> **DO THIS**
Write out the material below again, unchanged.

> **PROVIDED DATA**
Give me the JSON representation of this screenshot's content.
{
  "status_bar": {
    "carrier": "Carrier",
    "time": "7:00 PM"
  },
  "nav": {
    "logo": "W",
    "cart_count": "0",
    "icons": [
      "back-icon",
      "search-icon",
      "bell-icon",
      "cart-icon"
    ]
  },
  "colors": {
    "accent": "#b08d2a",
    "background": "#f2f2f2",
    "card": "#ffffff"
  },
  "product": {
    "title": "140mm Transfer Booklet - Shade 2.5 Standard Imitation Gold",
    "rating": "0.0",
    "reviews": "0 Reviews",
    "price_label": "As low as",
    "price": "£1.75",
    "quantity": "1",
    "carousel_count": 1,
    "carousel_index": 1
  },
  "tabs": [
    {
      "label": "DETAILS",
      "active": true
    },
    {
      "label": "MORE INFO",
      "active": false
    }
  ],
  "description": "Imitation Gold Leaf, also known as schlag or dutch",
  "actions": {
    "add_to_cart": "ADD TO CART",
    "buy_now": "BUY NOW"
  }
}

> **TASK RESPONSE**
Give me the JSON representation of this screenshot's content.
{
  "status_bar": {
    "carrier": "Carrier",
    "time": "7:00 PM"
  },
  "nav": {
    "logo": "W",
    "cart_count": "0",
    "icons": [
      "back-icon",
      "search-icon",
      "bell-icon",
      "cart-icon"
    ]
  },
  "colors": {
    "accent": "#b08d2a",
    "background": "#f2f2f2",
    "card": "#ffffff"
  },
  "product": {
    "title": "140mm Transfer Booklet - Shade 2.5 Standard Imitation Gold",
    "rating": "0.0",
    "reviews": "0 Reviews",
    "price_label": "As low as",
    "price": "£1.75",
    "quantity": "1",
    "carousel_count": 1,
    "carousel_index": 1
  },
  "tabs": [
    {
      "label": "DETAILS",
      "active": true
    },
    {
      "label": "MORE INFO",
      "active": false
    }
  ],
  "description": "Imitation Gold Leaf, also known as schlag or dutch",
  "actions": {
    "add_to_cart": "ADD TO CART",
    "buy_now": "BUY NOW"
  }
}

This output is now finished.